● **Aim of the task**: Quote all entries exactly, leaving pictures aside.

● **Dataset rows**:
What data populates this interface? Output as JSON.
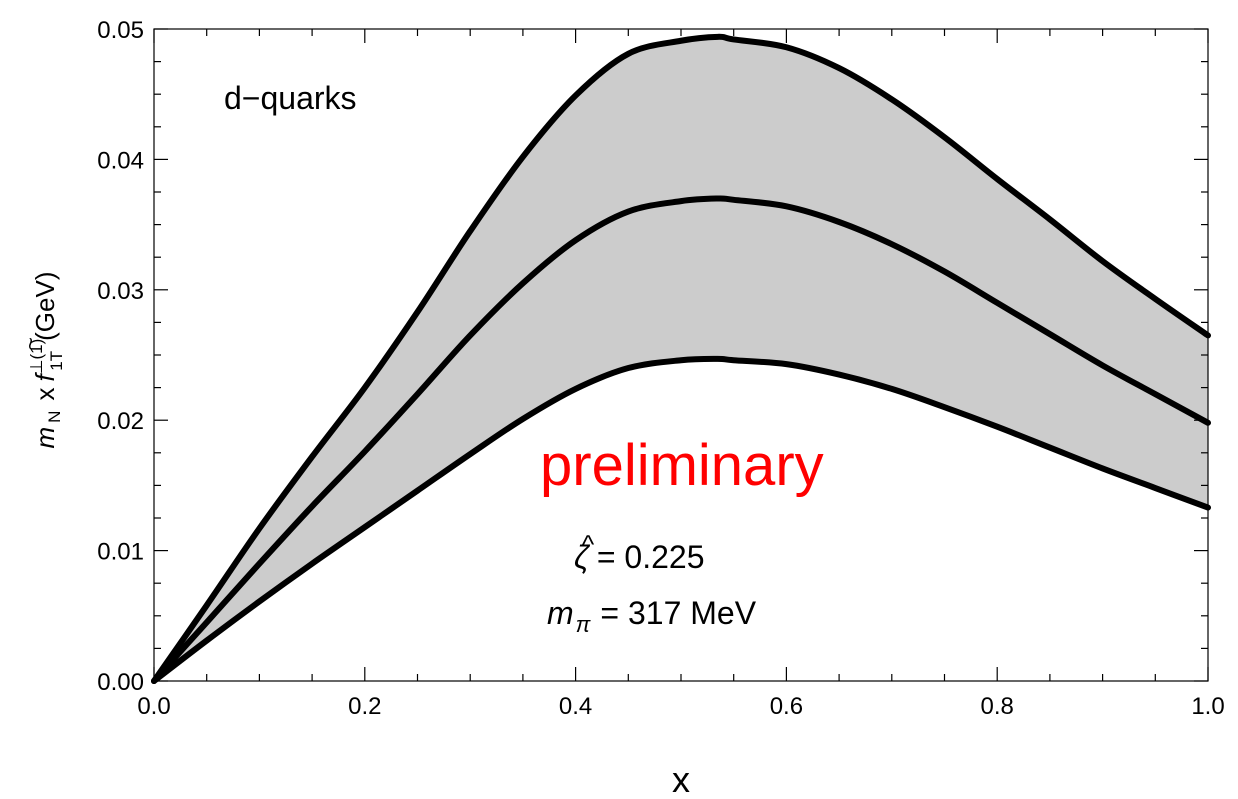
{
  "chart_data": {
    "type": "area",
    "xlabel": "x",
    "ylabel": {
      "prefix": "m",
      "prefix_sub": "N",
      "x_symbol": "x",
      "func": "f",
      "func_accent": "~",
      "func_sup": "⊥(1)",
      "func_sub": "1T",
      "unit": "(GeV)"
    },
    "xlim": [
      0.0,
      1.0
    ],
    "ylim": [
      0.0,
      0.05
    ],
    "grid": false,
    "x_ticks": [
      "0.0",
      "0.2",
      "0.4",
      "0.6",
      "0.8",
      "1.0"
    ],
    "y_ticks": [
      "0.00",
      "0.01",
      "0.02",
      "0.03",
      "0.04",
      "0.05"
    ],
    "x": [
      0.0,
      0.05,
      0.1,
      0.15,
      0.2,
      0.25,
      0.3,
      0.35,
      0.4,
      0.45,
      0.5,
      0.535,
      0.55,
      0.6,
      0.65,
      0.7,
      0.75,
      0.8,
      0.85,
      0.9,
      0.95,
      1.0
    ],
    "series": [
      {
        "role": "upper",
        "values": [
          0.0,
          0.0058,
          0.0117,
          0.0172,
          0.0225,
          0.0283,
          0.0345,
          0.0402,
          0.0449,
          0.0481,
          0.0491,
          0.0494,
          0.0492,
          0.0486,
          0.047,
          0.0446,
          0.0417,
          0.0385,
          0.0354,
          0.0322,
          0.0293,
          0.0265
        ]
      },
      {
        "role": "central",
        "values": [
          0.0,
          0.0045,
          0.009,
          0.0134,
          0.0176,
          0.022,
          0.0265,
          0.0305,
          0.0338,
          0.036,
          0.0368,
          0.037,
          0.0369,
          0.0364,
          0.0352,
          0.0335,
          0.0314,
          0.029,
          0.0266,
          0.0242,
          0.022,
          0.0198
        ]
      },
      {
        "role": "lower",
        "values": [
          0.0,
          0.0031,
          0.0061,
          0.009,
          0.0118,
          0.0146,
          0.0174,
          0.0201,
          0.0224,
          0.024,
          0.0246,
          0.0247,
          0.0246,
          0.0243,
          0.0235,
          0.0224,
          0.021,
          0.0195,
          0.0179,
          0.0163,
          0.0148,
          0.0133
        ]
      }
    ],
    "band_color": "#cccccc",
    "line_color": "#000000",
    "annotations": {
      "label": "d−quarks",
      "watermark": "preliminary",
      "watermark_color": "#ff0000",
      "zeta_symbol": "ζ",
      "zeta_accent": "^",
      "zeta_value": "= 0.225",
      "mpi_symbol": "m",
      "mpi_sub": "π",
      "mpi_value": "= 317 MeV"
    }
  }
}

● **The reply**:
What data populates this interface? Output as JSON.
{
  "chart_data": {
    "type": "area",
    "xlabel": "x",
    "ylabel": {
      "prefix": "m",
      "prefix_sub": "N",
      "x_symbol": "x",
      "func": "f",
      "func_accent": "~",
      "func_sup": "⊥(1)",
      "func_sub": "1T",
      "unit": "(GeV)"
    },
    "xlim": [
      0.0,
      1.0
    ],
    "ylim": [
      0.0,
      0.05
    ],
    "grid": false,
    "x_ticks": [
      "0.0",
      "0.2",
      "0.4",
      "0.6",
      "0.8",
      "1.0"
    ],
    "y_ticks": [
      "0.00",
      "0.01",
      "0.02",
      "0.03",
      "0.04",
      "0.05"
    ],
    "x": [
      0.0,
      0.05,
      0.1,
      0.15,
      0.2,
      0.25,
      0.3,
      0.35,
      0.4,
      0.45,
      0.5,
      0.535,
      0.55,
      0.6,
      0.65,
      0.7,
      0.75,
      0.8,
      0.85,
      0.9,
      0.95,
      1.0
    ],
    "series": [
      {
        "role": "upper",
        "values": [
          0.0,
          0.0058,
          0.0117,
          0.0172,
          0.0225,
          0.0283,
          0.0345,
          0.0402,
          0.0449,
          0.0481,
          0.0491,
          0.0494,
          0.0492,
          0.0486,
          0.047,
          0.0446,
          0.0417,
          0.0385,
          0.0354,
          0.0322,
          0.0293,
          0.0265
        ]
      },
      {
        "role": "central",
        "values": [
          0.0,
          0.0045,
          0.009,
          0.0134,
          0.0176,
          0.022,
          0.0265,
          0.0305,
          0.0338,
          0.036,
          0.0368,
          0.037,
          0.0369,
          0.0364,
          0.0352,
          0.0335,
          0.0314,
          0.029,
          0.0266,
          0.0242,
          0.022,
          0.0198
        ]
      },
      {
        "role": "lower",
        "values": [
          0.0,
          0.0031,
          0.0061,
          0.009,
          0.0118,
          0.0146,
          0.0174,
          0.0201,
          0.0224,
          0.024,
          0.0246,
          0.0247,
          0.0246,
          0.0243,
          0.0235,
          0.0224,
          0.021,
          0.0195,
          0.0179,
          0.0163,
          0.0148,
          0.0133
        ]
      }
    ],
    "band_color": "#cccccc",
    "line_color": "#000000",
    "annotations": {
      "label": "d−quarks",
      "watermark": "preliminary",
      "watermark_color": "#ff0000",
      "zeta_symbol": "ζ",
      "zeta_accent": "^",
      "zeta_value": "= 0.225",
      "mpi_symbol": "m",
      "mpi_sub": "π",
      "mpi_value": "= 317 MeV"
    }
  }
}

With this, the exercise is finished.